Earlier this year, high profile local and international artists converged on Napier to paint inner city walls with a message about the importance of marine conservation issues.
What are we doing to save our oceans and how will consumer waste and overfishing affect our current and future generations?
Tré Packard, the founder of marine conservation organisation Pangeaseed has been looking at ways to spread awareness of rising global issues that affects us all.
One of the projects run by Pangeaseed is Seawalls for Oceans—a five-day event that gives visual artists a platform to promote an important message and unite communities with a ‘pictures speak louder than words’ approach.
The project landed in Napier this March with the assistance of award-winning artist Cinzah Merkens.
Cinzah Merkens (NZ)
“I’m collaborating with Canadian artist Jason Botkin and I’ve taken out 35-metres of a wall. It’s a big New Zealand long fin eel,which are becoming threatened due to man’s impact on their migratory trails. They breed at one point in their lives [and] they’re amazing creatures who live between 70-100 years old. It’s an amazing opportunity as an artist to be able to have a voice and stand for something bigger than yourself. We’ve got a pretty incredible opportunity to portray a message and when you get given a four storey wall, why the hell not?”

**Instructions for the task**
Can you write out the Napier seawalls text, word for word, from "Earlier this year, high" to "Cinzah Merkens (NZ)"?

**Data section**
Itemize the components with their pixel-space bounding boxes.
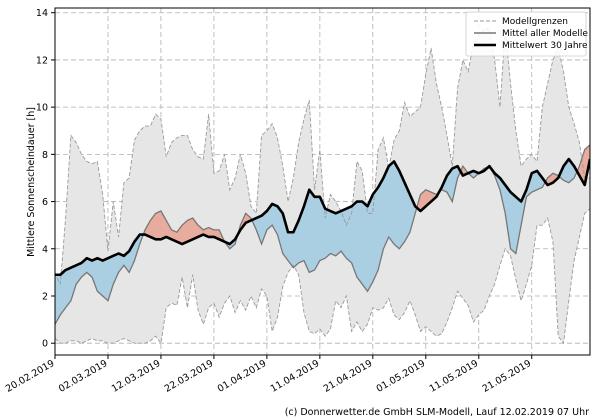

**Exercise output**
Earlier this year, high profile local and international artists converged on Napier to paint inner city walls with a message about the importance of marine conservation issues.
What are we doing to save our oceans and how will consumer waste and overfishing affect our current and future generations?
Tré Packard, the founder of marine conservation organisation Pangeaseed has been looking at ways to spread awareness of rising global issues that affects us all.
One of the projects run by Pangeaseed is Seawalls for Oceans—a five-day event that gives visual artists a platform to promote an important message and unite communities with a ‘pictures speak louder than words’ approach.
The project landed in Napier this March with the assistance of award-winning artist Cinzah Merkens.
Cinzah Merkens (NZ)